## Complete the following
**a)** In the hockey forum thread, which channel does one reply say is carrying the game?
**b)** In the hockey forum thread, write out the passage that opens with "What a series!" and closes with "the game anywhere?", putting "cable" in place of "satellite".

═══ Source text

I think all you Sioux fans are great you really support your home team.As for the UND/MN game i am sorry to report yet another year of hope down the drain,the gophers flop at the xcel only fueled the fire.I just hope after minnesota beats UND they can beat CC.


----------



## jamartinmg2 (Oct 7, 2004)

snowsforlife said:


> thought i would say something
> 
> GO SIOUX!!!!!!!!!!!! :bop:


DITTO!!!!!!!!!!!!!!!! :beer:


----------



## defendthehunt (Dec 11, 2004)

My Brother in law is a Maine fan and also thought BU would beat the Sioux and then both Maine and BC would be in the final four. Oh has it been a fun week with him!. Now all he wants to talk about is baseball.....

As for the refs determining the game. It seems to me that The Sioux got called for a LOT of chippy penalties last weekend and still seemed to do pretty well. In fact, they were the only team to beat anyone convincingly.

GO SIOUX :beer:


----------



## Vtgunner (Nov 24, 2002)

Your brother in law is a smart man, especially if he is a Maine fan, If you don't think the ND guys play a clutch game you should go back and review some games from this past year.....I saw them play the first two games of the year against Maine, and too say the least there was some mugging going on. I am not saying I don't like that type of game, its kinda like the Philadelphia flyers of the NHL........Power Hockey. The Sioux kids are big and tough, and will knock you around if they get a chance too, Don't for a minute think that the refs can either call these or not.....this will dictate the game play. I saw the BC game and it was over 4 minutes in...BC sucks anyway.

The championship isn't against Minnesota anyway......its against themI do Colorado schools :beer: , thats where you will have your problems,


----------



## drjongy (Oct 13, 2003)

Only a couple more days!

GO SIOUX!!!!!!!!!!!!!!!!!!!!!!!!!!!!!!


----------



## Pluckem (Dec 26, 2002)

Anyone else going down there? Im heading out on Wednesday at 2:00pm. It wont be anything but a good time. Go Sioux!


----------



## R y a n (Apr 4, 2005)

What a series! Who needs the NHL! I only wish I could get a satellite broadcast out this direction! Does anyone know if Fox Sports or ESPN is carrying the game anywhere?

Thanks!


----------



## Draker16 (Nov 23, 2004)

the game is on ESPN 2


----------



## SiouxperDave25 (Oct 6, 2002)

Carl Spackler's Ode to the Gophers


----------



## sotaman (Apr 6, 2004)

Dave you just lost some cool points with me that was the dumbest movie I think I have ever sat threw. But I couldn't stop becasue I was always thinking any minute something has to happen but it never did. Dam I felt stupid after that movie


----------



## indsport (Aug 29, 2003)

Ya know, it doesn't get any better than this. Sioux Gophers hockey on the way to the title, while the weather outside is 55 degrees, and the last snow geese have passed over, and the bbq grill is warm, (outside for once during April).
None of the east teams are in (wife is a Maine die hard). The pheasants are crowing and the sharptails are dancing.

You know, there are times when you are lucky to live in North Dakota.

══════
═══ Data supplied

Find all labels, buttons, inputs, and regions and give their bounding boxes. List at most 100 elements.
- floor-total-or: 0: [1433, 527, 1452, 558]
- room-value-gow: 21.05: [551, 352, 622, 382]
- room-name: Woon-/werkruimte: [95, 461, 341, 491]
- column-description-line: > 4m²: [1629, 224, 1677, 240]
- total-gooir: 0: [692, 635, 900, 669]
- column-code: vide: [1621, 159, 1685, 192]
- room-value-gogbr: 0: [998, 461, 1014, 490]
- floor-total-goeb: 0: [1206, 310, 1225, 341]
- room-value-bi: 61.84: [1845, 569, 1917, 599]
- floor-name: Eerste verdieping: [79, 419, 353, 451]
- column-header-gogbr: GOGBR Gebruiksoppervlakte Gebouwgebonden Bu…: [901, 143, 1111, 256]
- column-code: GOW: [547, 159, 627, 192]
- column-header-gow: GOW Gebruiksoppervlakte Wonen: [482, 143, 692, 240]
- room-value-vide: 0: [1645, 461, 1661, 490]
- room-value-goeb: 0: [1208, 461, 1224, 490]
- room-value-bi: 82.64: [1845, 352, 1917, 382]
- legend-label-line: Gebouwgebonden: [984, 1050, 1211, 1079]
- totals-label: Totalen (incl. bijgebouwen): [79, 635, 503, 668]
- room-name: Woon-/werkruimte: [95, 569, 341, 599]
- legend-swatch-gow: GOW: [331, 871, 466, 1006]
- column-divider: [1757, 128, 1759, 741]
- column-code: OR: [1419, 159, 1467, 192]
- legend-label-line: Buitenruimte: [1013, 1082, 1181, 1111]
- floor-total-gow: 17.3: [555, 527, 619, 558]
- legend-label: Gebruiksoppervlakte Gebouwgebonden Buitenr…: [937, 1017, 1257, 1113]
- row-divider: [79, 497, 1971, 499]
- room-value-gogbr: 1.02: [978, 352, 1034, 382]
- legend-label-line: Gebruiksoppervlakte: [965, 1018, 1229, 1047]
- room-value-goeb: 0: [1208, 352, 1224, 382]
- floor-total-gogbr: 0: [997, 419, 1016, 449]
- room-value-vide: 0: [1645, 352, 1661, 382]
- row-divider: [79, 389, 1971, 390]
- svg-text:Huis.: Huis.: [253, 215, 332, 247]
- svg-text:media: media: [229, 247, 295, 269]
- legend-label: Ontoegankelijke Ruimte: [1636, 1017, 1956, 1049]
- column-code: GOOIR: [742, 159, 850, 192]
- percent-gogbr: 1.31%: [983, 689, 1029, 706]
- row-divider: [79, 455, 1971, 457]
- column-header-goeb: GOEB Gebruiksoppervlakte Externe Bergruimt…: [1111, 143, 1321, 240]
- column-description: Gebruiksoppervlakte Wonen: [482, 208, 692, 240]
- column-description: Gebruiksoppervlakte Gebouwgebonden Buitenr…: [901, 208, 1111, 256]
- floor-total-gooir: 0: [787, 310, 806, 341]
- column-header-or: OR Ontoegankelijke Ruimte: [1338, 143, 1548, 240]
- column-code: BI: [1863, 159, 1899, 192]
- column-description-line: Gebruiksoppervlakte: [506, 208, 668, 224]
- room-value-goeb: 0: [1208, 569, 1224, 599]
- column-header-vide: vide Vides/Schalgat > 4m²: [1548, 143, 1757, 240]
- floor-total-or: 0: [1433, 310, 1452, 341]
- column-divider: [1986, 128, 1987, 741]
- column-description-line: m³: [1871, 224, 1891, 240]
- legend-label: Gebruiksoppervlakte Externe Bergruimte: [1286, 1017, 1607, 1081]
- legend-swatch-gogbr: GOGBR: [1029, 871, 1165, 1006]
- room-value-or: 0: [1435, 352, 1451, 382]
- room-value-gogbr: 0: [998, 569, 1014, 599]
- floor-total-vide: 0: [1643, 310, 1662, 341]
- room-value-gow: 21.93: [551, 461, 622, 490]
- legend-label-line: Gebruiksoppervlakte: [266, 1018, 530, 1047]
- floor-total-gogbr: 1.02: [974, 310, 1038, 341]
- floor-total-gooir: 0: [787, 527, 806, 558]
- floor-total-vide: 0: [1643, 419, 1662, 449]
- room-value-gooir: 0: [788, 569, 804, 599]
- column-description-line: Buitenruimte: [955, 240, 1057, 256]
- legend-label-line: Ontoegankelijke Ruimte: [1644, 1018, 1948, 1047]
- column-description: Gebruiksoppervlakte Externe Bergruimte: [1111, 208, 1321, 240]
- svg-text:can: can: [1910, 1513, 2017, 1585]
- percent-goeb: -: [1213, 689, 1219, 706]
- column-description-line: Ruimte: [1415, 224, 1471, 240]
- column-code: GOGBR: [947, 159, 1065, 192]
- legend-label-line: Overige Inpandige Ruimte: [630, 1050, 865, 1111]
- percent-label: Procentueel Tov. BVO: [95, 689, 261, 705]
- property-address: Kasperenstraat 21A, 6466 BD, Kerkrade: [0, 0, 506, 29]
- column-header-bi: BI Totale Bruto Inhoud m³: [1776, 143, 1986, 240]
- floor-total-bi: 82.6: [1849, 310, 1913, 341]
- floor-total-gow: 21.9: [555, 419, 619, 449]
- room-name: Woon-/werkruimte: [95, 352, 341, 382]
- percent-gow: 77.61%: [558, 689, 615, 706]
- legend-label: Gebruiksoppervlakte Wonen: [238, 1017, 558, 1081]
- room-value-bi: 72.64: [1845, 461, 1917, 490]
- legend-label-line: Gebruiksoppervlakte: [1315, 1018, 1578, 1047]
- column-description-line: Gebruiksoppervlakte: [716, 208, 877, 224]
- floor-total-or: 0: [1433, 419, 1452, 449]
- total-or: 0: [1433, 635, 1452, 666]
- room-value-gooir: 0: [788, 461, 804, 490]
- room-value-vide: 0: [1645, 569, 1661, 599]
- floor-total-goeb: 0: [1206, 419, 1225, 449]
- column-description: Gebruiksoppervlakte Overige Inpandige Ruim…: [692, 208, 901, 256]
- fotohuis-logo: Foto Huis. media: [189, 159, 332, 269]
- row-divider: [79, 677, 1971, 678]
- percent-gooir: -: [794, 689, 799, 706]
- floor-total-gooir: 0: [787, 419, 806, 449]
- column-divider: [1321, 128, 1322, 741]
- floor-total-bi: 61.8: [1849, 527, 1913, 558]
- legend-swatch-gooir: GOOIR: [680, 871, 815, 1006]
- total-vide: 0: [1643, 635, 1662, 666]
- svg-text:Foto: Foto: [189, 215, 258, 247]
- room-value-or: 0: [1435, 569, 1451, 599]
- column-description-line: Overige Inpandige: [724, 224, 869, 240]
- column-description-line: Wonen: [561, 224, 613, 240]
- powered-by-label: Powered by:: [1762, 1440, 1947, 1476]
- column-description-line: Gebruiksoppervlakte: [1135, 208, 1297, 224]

══════
═══ Data supplied

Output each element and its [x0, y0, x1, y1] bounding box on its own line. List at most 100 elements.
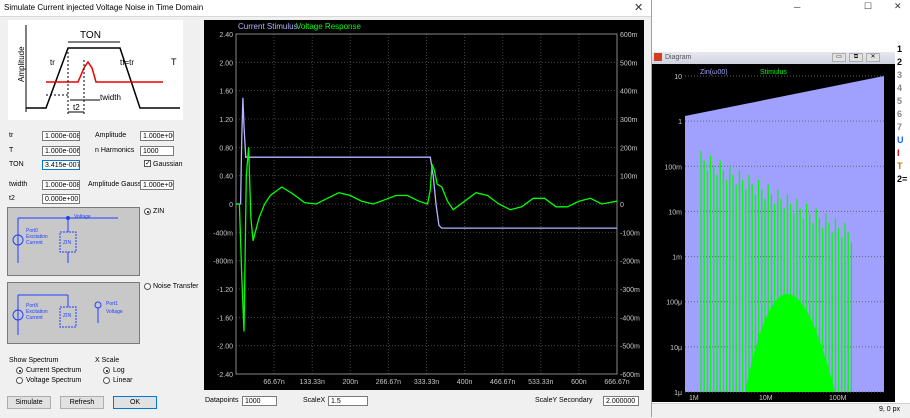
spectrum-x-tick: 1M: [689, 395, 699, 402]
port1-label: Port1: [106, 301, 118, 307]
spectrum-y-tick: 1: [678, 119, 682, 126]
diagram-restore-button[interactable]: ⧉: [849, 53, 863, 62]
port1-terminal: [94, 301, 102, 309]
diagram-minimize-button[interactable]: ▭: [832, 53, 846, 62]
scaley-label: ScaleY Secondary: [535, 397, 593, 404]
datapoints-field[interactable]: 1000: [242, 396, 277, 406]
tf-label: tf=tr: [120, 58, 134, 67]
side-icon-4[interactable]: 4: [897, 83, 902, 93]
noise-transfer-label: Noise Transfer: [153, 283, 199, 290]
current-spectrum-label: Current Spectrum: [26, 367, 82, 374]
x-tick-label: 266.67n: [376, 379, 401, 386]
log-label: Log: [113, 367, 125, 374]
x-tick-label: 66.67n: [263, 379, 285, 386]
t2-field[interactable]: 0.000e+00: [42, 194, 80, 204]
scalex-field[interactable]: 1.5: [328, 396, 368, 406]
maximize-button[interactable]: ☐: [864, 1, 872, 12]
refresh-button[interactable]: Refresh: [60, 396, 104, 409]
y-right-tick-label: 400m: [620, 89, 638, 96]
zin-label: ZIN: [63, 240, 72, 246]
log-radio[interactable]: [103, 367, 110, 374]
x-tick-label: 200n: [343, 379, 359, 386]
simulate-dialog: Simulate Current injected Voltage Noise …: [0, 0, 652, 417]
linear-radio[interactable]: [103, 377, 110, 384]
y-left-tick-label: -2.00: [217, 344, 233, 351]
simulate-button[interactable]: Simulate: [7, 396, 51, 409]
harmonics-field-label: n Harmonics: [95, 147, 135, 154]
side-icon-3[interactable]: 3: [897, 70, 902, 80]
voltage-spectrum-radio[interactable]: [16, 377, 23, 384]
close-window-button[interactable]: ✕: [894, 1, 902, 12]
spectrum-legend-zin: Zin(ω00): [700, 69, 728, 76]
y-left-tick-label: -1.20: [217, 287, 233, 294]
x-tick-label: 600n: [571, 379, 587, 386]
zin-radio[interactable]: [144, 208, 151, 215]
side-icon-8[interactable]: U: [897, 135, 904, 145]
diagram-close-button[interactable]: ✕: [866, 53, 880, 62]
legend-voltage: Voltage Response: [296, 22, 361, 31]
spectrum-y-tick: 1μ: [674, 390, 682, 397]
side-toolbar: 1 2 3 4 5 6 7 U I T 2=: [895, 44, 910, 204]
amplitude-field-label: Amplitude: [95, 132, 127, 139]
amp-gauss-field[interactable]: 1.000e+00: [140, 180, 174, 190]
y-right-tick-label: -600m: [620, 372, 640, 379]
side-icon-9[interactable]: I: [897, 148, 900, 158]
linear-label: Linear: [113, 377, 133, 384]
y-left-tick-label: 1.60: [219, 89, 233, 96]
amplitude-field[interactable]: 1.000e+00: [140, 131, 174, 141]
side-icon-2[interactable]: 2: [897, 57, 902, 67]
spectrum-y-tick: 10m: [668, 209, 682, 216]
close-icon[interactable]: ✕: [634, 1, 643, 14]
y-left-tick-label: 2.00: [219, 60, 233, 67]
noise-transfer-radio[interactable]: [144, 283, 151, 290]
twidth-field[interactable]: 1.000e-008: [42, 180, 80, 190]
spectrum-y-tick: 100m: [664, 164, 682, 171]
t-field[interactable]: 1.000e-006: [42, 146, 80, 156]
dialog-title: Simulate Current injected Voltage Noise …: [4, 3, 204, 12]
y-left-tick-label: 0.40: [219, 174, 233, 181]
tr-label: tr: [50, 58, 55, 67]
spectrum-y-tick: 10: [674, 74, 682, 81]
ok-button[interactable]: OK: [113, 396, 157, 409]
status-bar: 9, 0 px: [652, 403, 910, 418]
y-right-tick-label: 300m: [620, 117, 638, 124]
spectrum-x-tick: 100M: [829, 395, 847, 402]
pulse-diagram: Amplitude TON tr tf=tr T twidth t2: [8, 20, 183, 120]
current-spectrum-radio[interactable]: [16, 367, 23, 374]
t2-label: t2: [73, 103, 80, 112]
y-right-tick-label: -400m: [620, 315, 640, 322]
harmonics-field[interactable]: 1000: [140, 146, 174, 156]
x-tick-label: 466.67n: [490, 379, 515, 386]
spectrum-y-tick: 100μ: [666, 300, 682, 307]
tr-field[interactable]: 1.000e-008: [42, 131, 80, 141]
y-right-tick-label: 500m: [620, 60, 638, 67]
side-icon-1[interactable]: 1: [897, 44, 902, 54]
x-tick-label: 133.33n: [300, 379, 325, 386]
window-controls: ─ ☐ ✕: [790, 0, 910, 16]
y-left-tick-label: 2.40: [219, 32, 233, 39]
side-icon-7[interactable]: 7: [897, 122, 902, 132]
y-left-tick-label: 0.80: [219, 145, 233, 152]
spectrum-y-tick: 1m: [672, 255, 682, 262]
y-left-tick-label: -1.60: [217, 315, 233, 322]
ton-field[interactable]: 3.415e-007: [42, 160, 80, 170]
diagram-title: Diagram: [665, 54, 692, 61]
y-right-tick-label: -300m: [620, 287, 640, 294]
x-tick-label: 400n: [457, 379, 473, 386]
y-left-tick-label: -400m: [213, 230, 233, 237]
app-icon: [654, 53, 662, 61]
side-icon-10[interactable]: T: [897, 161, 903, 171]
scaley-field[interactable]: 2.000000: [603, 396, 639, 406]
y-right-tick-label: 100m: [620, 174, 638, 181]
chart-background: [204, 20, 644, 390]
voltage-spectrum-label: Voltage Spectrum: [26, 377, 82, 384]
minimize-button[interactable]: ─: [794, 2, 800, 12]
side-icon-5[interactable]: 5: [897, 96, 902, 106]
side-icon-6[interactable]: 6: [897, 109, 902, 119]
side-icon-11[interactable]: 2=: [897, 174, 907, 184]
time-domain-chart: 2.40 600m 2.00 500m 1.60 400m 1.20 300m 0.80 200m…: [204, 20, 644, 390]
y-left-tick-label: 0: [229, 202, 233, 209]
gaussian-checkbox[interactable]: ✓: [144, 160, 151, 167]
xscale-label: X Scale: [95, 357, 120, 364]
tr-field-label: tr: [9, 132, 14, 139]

══════

## Answers given
**a)** ESPN 2

**b)**
What a series! Who needs the NHL! I only wish I could get a cable broadcast out this direction! Does anyone know if Fox Sports or ESPN is carrying the game anywhere?